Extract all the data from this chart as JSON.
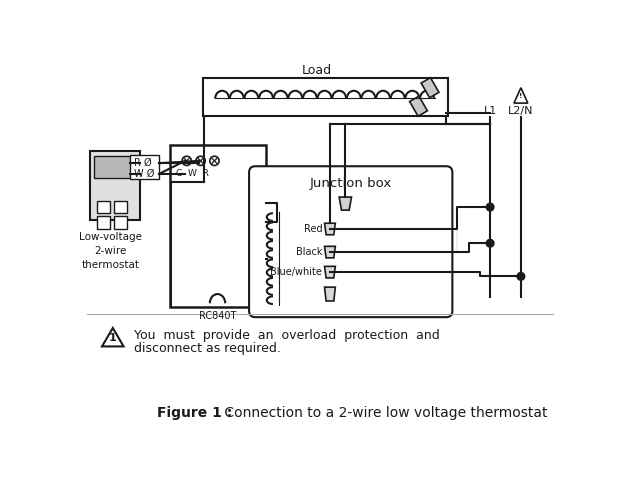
{
  "fig_width": 6.25,
  "fig_height": 4.87,
  "dpi": 100,
  "bg_color": "#ffffff",
  "lc": "#1a1a1a",
  "load_label": "Load",
  "thermostat_label": "Low-voltage\n2-wire\nthermostat",
  "rc840t_label": "RC840T",
  "junction_box_label": "Junction box",
  "red_label": "Red",
  "black_label": "Black",
  "bluewhite_label": "Blue/white",
  "l1_label": "L1",
  "l2n_label": "L2/N",
  "cwr_label": "C  W  R",
  "rw_r": "R Ø",
  "rw_w": "W Ø",
  "warn_line1": "You  must  provide  an  overload  protection  and",
  "warn_line2": "disconnect as required.",
  "fig_bold": "Figure 1 :",
  "fig_normal": " Connection to a 2-wire low voltage thermostat"
}
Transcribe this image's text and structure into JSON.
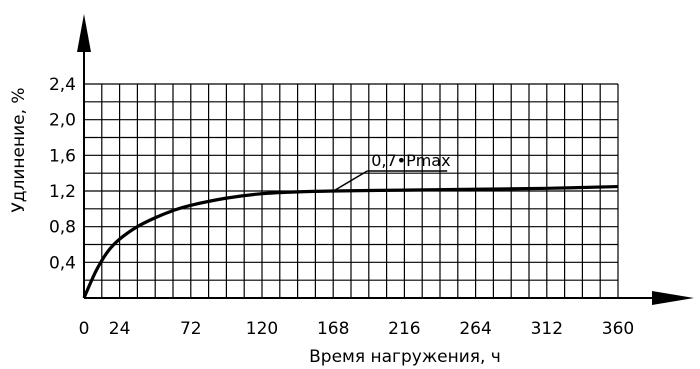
{
  "chart_data": {
    "type": "line",
    "title": "",
    "xlabel": "Время нагружения, ч",
    "ylabel": "Удлинение, %",
    "xlim": [
      0,
      360
    ],
    "ylim": [
      0,
      2.4
    ],
    "grid": true,
    "x_ticks": [
      0,
      24,
      72,
      120,
      168,
      216,
      264,
      312,
      360
    ],
    "x_tick_labels": [
      "0",
      "24",
      "72",
      "120",
      "168",
      "216",
      "264",
      "312",
      "360"
    ],
    "y_ticks": [
      0.4,
      0.8,
      1.2,
      1.6,
      2.0,
      2.4
    ],
    "y_tick_labels": [
      "0,4",
      "0,8",
      "1,2",
      "1,6",
      "2,0",
      "2,4"
    ],
    "series": [
      {
        "name": "0,7•Pmax",
        "x": [
          0,
          8,
          16,
          24,
          36,
          48,
          60,
          72,
          96,
          120,
          144,
          168,
          216,
          264,
          312,
          360
        ],
        "y": [
          0,
          0.3,
          0.52,
          0.66,
          0.8,
          0.9,
          0.98,
          1.04,
          1.12,
          1.17,
          1.19,
          1.2,
          1.21,
          1.22,
          1.23,
          1.25
        ]
      }
    ],
    "annotations": [
      {
        "text": "0,7•Pmax",
        "x": 168,
        "y": 1.2
      }
    ]
  }
}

Your task: Print all the records again exactly; do not include any picture.

Task response:
Extract all the data from this chart as JSON.
{
  "fig_width": 6.25,
  "fig_height": 4.87,
  "dpi": 100,
  "bg_color": "#ffffff",
  "lc": "#1a1a1a",
  "load_label": "Load",
  "thermostat_label": "Low-voltage\n2-wire\nthermostat",
  "rc840t_label": "RC840T",
  "junction_box_label": "Junction box",
  "red_label": "Red",
  "black_label": "Black",
  "bluewhite_label": "Blue/white",
  "l1_label": "L1",
  "l2n_label": "L2/N",
  "cwr_label": "C  W  R",
  "rw_r": "R Ø",
  "rw_w": "W Ø",
  "warn_line1": "You  must  provide  an  overload  protection  and",
  "warn_line2": "disconnect as required.",
  "fig_bold": "Figure 1 :",
  "fig_normal": " Connection to a 2-wire low voltage thermostat"
}
Transcribe this image's text and structure into JSON.
{
  "chart_data": {
    "type": "line",
    "title": "",
    "xlabel": "Время нагружения, ч",
    "ylabel": "Удлинение, %",
    "xlim": [
      0,
      360
    ],
    "ylim": [
      0,
      2.4
    ],
    "grid": true,
    "x_ticks": [
      0,
      24,
      72,
      120,
      168,
      216,
      264,
      312,
      360
    ],
    "x_tick_labels": [
      "0",
      "24",
      "72",
      "120",
      "168",
      "216",
      "264",
      "312",
      "360"
    ],
    "y_ticks": [
      0.4,
      0.8,
      1.2,
      1.6,
      2.0,
      2.4
    ],
    "y_tick_labels": [
      "0,4",
      "0,8",
      "1,2",
      "1,6",
      "2,0",
      "2,4"
    ],
    "series": [
      {
        "name": "0,7•Pmax",
        "x": [
          0,
          8,
          16,
          24,
          36,
          48,
          60,
          72,
          96,
          120,
          144,
          168,
          216,
          264,
          312,
          360
        ],
        "y": [
          0,
          0.3,
          0.52,
          0.66,
          0.8,
          0.9,
          0.98,
          1.04,
          1.12,
          1.17,
          1.19,
          1.2,
          1.21,
          1.22,
          1.23,
          1.25
        ]
      }
    ],
    "annotations": [
      {
        "text": "0,7•Pmax",
        "x": 168,
        "y": 1.2
      }
    ]
  }
}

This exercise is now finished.